Instructions to follow:
Reproduce the records below word for word, keeping every line in its original order.
━━━━━ Provided material ━━━━━
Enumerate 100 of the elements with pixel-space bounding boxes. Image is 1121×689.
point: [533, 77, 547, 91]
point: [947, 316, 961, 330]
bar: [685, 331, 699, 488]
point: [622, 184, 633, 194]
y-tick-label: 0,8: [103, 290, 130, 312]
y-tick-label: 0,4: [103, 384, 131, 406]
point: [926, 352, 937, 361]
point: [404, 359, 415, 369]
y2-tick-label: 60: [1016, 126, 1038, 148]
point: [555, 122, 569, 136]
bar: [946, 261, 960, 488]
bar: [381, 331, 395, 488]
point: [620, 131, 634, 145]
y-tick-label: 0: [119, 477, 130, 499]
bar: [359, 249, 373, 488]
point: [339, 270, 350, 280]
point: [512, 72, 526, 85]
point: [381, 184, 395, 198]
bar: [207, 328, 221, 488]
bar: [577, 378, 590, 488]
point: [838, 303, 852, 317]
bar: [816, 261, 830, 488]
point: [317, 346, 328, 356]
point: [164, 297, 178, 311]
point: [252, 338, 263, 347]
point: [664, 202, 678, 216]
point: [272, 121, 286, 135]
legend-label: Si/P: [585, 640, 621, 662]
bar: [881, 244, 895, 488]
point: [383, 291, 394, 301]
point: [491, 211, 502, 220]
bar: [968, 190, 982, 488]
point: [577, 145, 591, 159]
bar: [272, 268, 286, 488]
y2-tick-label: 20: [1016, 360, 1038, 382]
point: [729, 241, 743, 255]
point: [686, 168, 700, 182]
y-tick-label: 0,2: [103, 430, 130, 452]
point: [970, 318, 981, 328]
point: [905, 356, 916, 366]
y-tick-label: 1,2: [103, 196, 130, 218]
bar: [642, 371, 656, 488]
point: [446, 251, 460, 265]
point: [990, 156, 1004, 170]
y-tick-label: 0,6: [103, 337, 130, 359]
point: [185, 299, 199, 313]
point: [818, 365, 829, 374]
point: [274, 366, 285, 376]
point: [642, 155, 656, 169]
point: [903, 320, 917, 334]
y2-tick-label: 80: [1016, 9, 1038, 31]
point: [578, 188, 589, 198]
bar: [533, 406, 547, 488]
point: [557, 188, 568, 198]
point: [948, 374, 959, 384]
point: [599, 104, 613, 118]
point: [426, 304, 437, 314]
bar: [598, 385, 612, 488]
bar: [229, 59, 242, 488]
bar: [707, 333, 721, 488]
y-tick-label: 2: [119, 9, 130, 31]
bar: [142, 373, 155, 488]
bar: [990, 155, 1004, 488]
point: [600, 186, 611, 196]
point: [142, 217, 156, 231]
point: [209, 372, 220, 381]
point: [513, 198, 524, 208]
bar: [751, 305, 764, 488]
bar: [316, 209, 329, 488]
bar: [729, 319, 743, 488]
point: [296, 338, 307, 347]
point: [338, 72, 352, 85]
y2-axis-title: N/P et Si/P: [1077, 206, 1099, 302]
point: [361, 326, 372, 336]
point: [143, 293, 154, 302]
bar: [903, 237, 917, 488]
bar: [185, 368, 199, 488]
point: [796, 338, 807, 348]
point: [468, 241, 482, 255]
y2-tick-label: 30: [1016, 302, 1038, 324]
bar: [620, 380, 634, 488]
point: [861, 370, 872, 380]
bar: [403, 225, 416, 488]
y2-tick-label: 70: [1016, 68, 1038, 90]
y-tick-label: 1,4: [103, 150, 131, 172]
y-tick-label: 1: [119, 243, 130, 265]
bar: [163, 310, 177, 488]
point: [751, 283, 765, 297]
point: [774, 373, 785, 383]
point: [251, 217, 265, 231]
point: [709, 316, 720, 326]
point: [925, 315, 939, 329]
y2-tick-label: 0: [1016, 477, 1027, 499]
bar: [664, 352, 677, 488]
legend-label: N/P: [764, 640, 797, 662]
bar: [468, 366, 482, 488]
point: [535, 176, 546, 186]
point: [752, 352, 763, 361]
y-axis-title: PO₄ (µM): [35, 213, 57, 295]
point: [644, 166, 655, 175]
━━━━━
Worked solution:
Enumerate 100 of the elements with pixel-space bounding boxes. Image is 1121×689.
point: [533, 77, 547, 91]
point: [947, 316, 961, 330]
bar: [685, 331, 699, 488]
point: [622, 184, 633, 194]
y-tick-label: 0,8: [103, 290, 130, 312]
y-tick-label: 0,4: [103, 384, 131, 406]
point: [926, 352, 937, 361]
point: [404, 359, 415, 369]
y2-tick-label: 60: [1016, 126, 1038, 148]
point: [555, 122, 569, 136]
bar: [946, 261, 960, 488]
bar: [381, 331, 395, 488]
point: [620, 131, 634, 145]
y-tick-label: 0: [119, 477, 130, 499]
bar: [359, 249, 373, 488]
point: [339, 270, 350, 280]
point: [512, 72, 526, 85]
point: [381, 184, 395, 198]
bar: [207, 328, 221, 488]
bar: [577, 378, 590, 488]
point: [838, 303, 852, 317]
bar: [816, 261, 830, 488]
point: [317, 346, 328, 356]
point: [164, 297, 178, 311]
point: [252, 338, 263, 347]
point: [664, 202, 678, 216]
point: [272, 121, 286, 135]
legend-label: Si/P: [585, 640, 621, 662]
bar: [881, 244, 895, 488]
point: [383, 291, 394, 301]
point: [491, 211, 502, 220]
bar: [968, 190, 982, 488]
point: [577, 145, 591, 159]
bar: [272, 268, 286, 488]
y2-tick-label: 20: [1016, 360, 1038, 382]
point: [729, 241, 743, 255]
point: [686, 168, 700, 182]
y-tick-label: 0,2: [103, 430, 130, 452]
point: [970, 318, 981, 328]
point: [905, 356, 916, 366]
y-tick-label: 1,2: [103, 196, 130, 218]
bar: [642, 371, 656, 488]
point: [446, 251, 460, 265]
point: [990, 156, 1004, 170]
y-tick-label: 0,6: [103, 337, 130, 359]
point: [185, 299, 199, 313]
point: [818, 365, 829, 374]
point: [274, 366, 285, 376]
point: [642, 155, 656, 169]
point: [903, 320, 917, 334]
y2-tick-label: 80: [1016, 9, 1038, 31]
point: [578, 188, 589, 198]
bar: [533, 406, 547, 488]
point: [557, 188, 568, 198]
point: [948, 374, 959, 384]
point: [599, 104, 613, 118]
point: [426, 304, 437, 314]
bar: [598, 385, 612, 488]
bar: [229, 59, 242, 488]
bar: [707, 333, 721, 488]
y-tick-label: 2: [119, 9, 130, 31]
bar: [142, 373, 155, 488]
bar: [990, 155, 1004, 488]
point: [600, 186, 611, 196]
point: [142, 217, 156, 231]
point: [209, 372, 220, 381]
point: [513, 198, 524, 208]
bar: [751, 305, 764, 488]
bar: [316, 209, 329, 488]
bar: [729, 319, 743, 488]
point: [296, 338, 307, 347]
point: [338, 72, 352, 85]
y2-axis-title: N/P et Si/P: [1077, 206, 1099, 302]
point: [361, 326, 372, 336]
point: [143, 293, 154, 302]
bar: [903, 237, 917, 488]
bar: [185, 368, 199, 488]
point: [796, 338, 807, 348]
point: [468, 241, 482, 255]
y2-tick-label: 30: [1016, 302, 1038, 324]
bar: [620, 380, 634, 488]
point: [861, 370, 872, 380]
bar: [403, 225, 416, 488]
y2-tick-label: 70: [1016, 68, 1038, 90]
y-tick-label: 1,4: [103, 150, 131, 172]
y-tick-label: 1: [119, 243, 130, 265]
bar: [163, 310, 177, 488]
point: [751, 283, 765, 297]
point: [774, 373, 785, 383]
point: [251, 217, 265, 231]
point: [709, 316, 720, 326]
point: [925, 315, 939, 329]
y2-tick-label: 0: [1016, 477, 1027, 499]
bar: [664, 352, 677, 488]
legend-label: N/P: [764, 640, 797, 662]
bar: [468, 366, 482, 488]
point: [535, 176, 546, 186]
point: [752, 352, 763, 361]
y-axis-title: PO₄ (µM): [35, 213, 57, 295]
point: [644, 166, 655, 175]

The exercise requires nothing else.